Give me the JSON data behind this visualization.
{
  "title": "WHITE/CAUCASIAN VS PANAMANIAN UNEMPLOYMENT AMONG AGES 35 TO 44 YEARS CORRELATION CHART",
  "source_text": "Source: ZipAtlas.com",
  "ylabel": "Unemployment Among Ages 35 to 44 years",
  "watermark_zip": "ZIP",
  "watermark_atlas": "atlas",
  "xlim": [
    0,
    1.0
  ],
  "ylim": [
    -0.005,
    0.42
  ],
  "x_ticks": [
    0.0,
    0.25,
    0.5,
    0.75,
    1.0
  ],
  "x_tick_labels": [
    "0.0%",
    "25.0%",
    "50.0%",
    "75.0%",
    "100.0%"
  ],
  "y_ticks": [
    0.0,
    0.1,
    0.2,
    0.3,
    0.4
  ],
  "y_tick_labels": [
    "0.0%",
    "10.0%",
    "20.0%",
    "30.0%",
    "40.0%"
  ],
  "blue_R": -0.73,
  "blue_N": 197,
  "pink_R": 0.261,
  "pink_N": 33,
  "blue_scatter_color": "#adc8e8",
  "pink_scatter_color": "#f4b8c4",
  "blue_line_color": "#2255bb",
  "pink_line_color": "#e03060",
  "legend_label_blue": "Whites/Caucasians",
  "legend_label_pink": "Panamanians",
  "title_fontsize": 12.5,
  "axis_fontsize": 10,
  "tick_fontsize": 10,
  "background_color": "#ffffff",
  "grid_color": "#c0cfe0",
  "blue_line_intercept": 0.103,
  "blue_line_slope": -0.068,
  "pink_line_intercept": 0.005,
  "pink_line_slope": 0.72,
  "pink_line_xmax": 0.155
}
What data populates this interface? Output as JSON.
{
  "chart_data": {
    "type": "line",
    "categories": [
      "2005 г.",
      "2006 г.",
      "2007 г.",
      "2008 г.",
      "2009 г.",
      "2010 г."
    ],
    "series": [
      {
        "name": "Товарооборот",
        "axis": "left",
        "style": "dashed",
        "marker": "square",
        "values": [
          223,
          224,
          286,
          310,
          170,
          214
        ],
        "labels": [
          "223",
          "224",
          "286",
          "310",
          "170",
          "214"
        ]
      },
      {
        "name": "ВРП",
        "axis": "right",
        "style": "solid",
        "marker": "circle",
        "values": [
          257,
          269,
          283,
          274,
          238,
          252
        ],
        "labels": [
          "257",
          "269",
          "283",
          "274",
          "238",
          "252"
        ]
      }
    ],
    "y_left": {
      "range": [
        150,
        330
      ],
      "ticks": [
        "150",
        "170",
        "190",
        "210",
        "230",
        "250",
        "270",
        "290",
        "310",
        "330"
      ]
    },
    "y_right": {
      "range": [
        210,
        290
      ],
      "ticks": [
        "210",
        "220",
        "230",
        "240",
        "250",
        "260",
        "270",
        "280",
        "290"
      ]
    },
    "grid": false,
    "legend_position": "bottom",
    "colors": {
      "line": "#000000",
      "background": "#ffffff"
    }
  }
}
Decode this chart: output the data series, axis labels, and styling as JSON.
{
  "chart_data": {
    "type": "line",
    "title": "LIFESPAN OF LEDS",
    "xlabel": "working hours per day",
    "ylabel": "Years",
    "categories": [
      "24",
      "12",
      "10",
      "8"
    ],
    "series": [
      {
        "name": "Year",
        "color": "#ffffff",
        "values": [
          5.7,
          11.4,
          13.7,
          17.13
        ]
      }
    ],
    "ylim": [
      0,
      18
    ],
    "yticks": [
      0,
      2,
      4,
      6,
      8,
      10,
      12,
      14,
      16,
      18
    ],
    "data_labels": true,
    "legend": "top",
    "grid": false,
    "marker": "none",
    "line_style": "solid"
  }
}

- WORK REQUIRED -
Copy out exactly the lines running from the line with "Decode this chart: output" to the end of the records, inclusive.

- EXPECTED OUTPUT -
Decode this chart: output the data series, axis labels, and styling as JSON.
{
  "chart_data": {
    "type": "line",
    "title": "LIFESPAN OF LEDS",
    "xlabel": "working hours per day",
    "ylabel": "Years",
    "categories": [
      "24",
      "12",
      "10",
      "8"
    ],
    "series": [
      {
        "name": "Year",
        "color": "#ffffff",
        "values": [
          5.7,
          11.4,
          13.7,
          17.13
        ]
      }
    ],
    "ylim": [
      0,
      18
    ],
    "yticks": [
      0,
      2,
      4,
      6,
      8,
      10,
      12,
      14,
      16,
      18
    ],
    "data_labels": true,
    "legend": "top",
    "grid": false,
    "marker": "none",
    "line_style": "solid"
  }
}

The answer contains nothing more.